# SHORT EXERCISE
Set down each line of the material that follows, exactly, with no pictures.

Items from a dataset
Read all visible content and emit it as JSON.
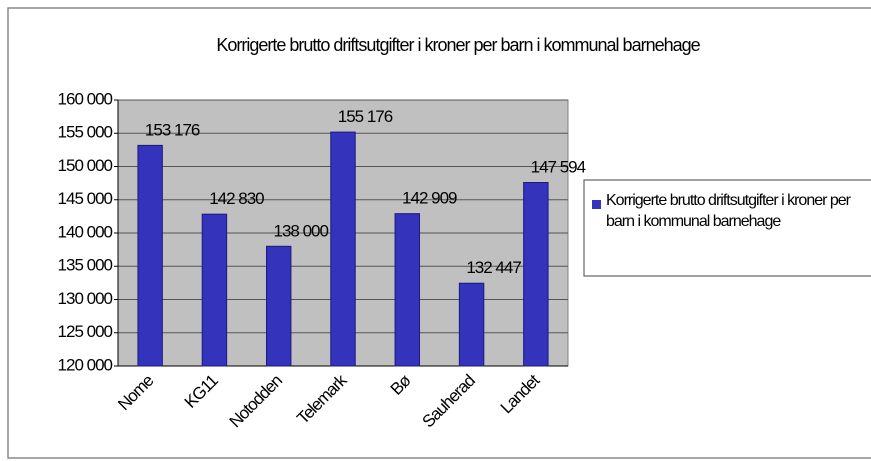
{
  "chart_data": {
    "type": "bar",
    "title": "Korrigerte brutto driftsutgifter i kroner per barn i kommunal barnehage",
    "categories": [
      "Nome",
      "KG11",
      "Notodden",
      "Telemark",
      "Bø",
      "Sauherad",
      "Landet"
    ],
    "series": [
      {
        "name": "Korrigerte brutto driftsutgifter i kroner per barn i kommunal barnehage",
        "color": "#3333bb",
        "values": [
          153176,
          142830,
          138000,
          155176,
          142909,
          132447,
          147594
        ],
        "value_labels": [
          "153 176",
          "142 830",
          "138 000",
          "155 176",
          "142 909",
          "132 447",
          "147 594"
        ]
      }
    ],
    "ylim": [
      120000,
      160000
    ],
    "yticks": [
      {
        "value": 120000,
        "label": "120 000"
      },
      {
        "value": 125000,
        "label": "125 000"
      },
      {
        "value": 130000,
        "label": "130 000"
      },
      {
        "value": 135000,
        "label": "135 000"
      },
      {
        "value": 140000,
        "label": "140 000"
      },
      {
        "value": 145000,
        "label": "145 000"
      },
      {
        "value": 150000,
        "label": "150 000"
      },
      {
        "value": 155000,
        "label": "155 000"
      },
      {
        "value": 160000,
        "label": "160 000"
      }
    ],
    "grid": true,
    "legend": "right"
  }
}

# EXERCISE SOLUTION
Read all visible content and emit it as JSON.
{
  "chart_data": {
    "type": "bar",
    "title": "Korrigerte brutto driftsutgifter i kroner per barn i kommunal barnehage",
    "categories": [
      "Nome",
      "KG11",
      "Notodden",
      "Telemark",
      "Bø",
      "Sauherad",
      "Landet"
    ],
    "series": [
      {
        "name": "Korrigerte brutto driftsutgifter i kroner per barn i kommunal barnehage",
        "color": "#3333bb",
        "values": [
          153176,
          142830,
          138000,
          155176,
          142909,
          132447,
          147594
        ],
        "value_labels": [
          "153 176",
          "142 830",
          "138 000",
          "155 176",
          "142 909",
          "132 447",
          "147 594"
        ]
      }
    ],
    "ylim": [
      120000,
      160000
    ],
    "yticks": [
      {
        "value": 120000,
        "label": "120 000"
      },
      {
        "value": 125000,
        "label": "125 000"
      },
      {
        "value": 130000,
        "label": "130 000"
      },
      {
        "value": 135000,
        "label": "135 000"
      },
      {
        "value": 140000,
        "label": "140 000"
      },
      {
        "value": 145000,
        "label": "145 000"
      },
      {
        "value": 150000,
        "label": "150 000"
      },
      {
        "value": 155000,
        "label": "155 000"
      },
      {
        "value": 160000,
        "label": "160 000"
      }
    ],
    "grid": true,
    "legend": "right"
  }
}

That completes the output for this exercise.